(Data tied to figure images)
....................

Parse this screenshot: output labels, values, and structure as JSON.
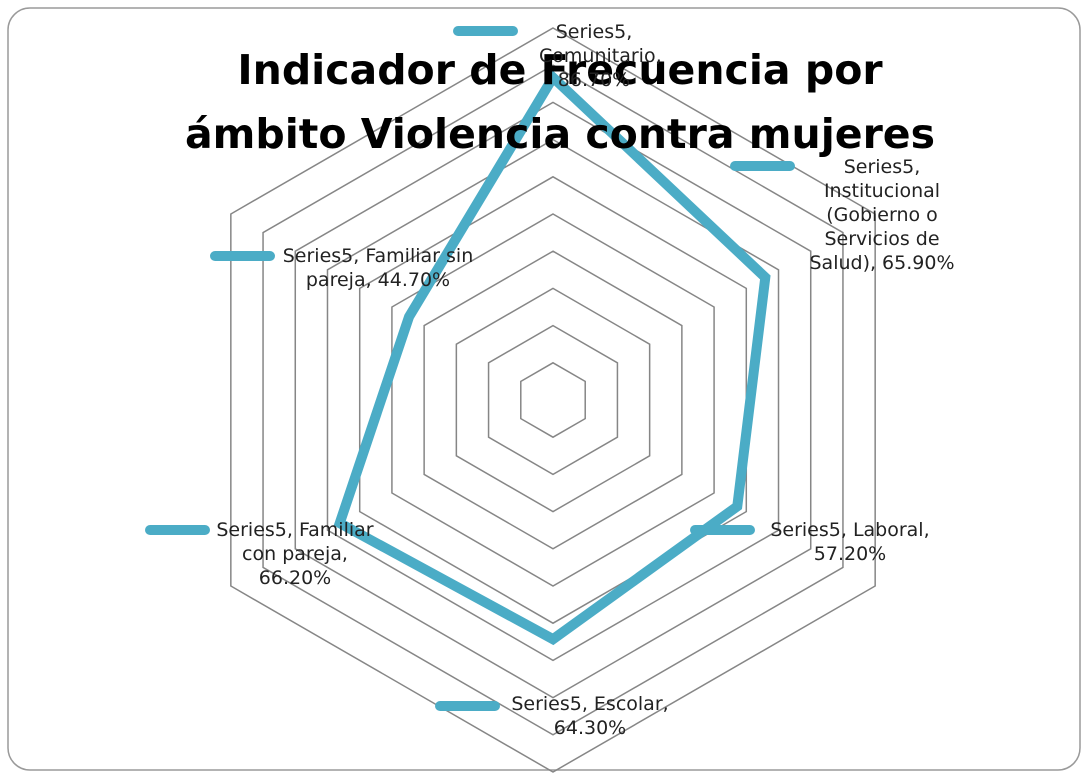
{
  "chart_data": {
    "type": "radar",
    "title": "Indicador de Frecuencia por ámbito Violencia contra mujeres",
    "categories": [
      "Comunitario",
      "Institucional (Gobierno o Servicios de Salud)",
      "Laboral",
      "Escolar",
      "Familiar con pareja",
      "Familiar sin pareja"
    ],
    "series": [
      {
        "name": "Series5",
        "color": "#4bacc6",
        "values": [
          86.7,
          65.9,
          57.2,
          64.3,
          66.2,
          44.7
        ],
        "value_labels": [
          "Series5, Comunitario, 86.70%",
          "Series5, Institucional (Gobierno o Servicios de Salud), 65.90%",
          "Series5, Laboral, 57.20%",
          "Series5, Escolar, 64.30%",
          "Series5, Familiar con pareja, 66.20%",
          "Series5, Familiar sin pareja, 44.70%"
        ]
      }
    ],
    "ylim": [
      0,
      100
    ],
    "yticks": [
      0,
      10,
      20,
      30,
      40,
      50,
      60,
      70,
      80,
      90,
      100
    ],
    "grid": true
  }
}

....................

TASK STATEMENT: Write out each line of the data that holds the string "Salud".

WRITTEN SOLUTION:
      "Institucional (Gobierno o Servicios de Salud)",
          "Series5, Institucional (Gobierno o Servicios de Salud), 65.90%",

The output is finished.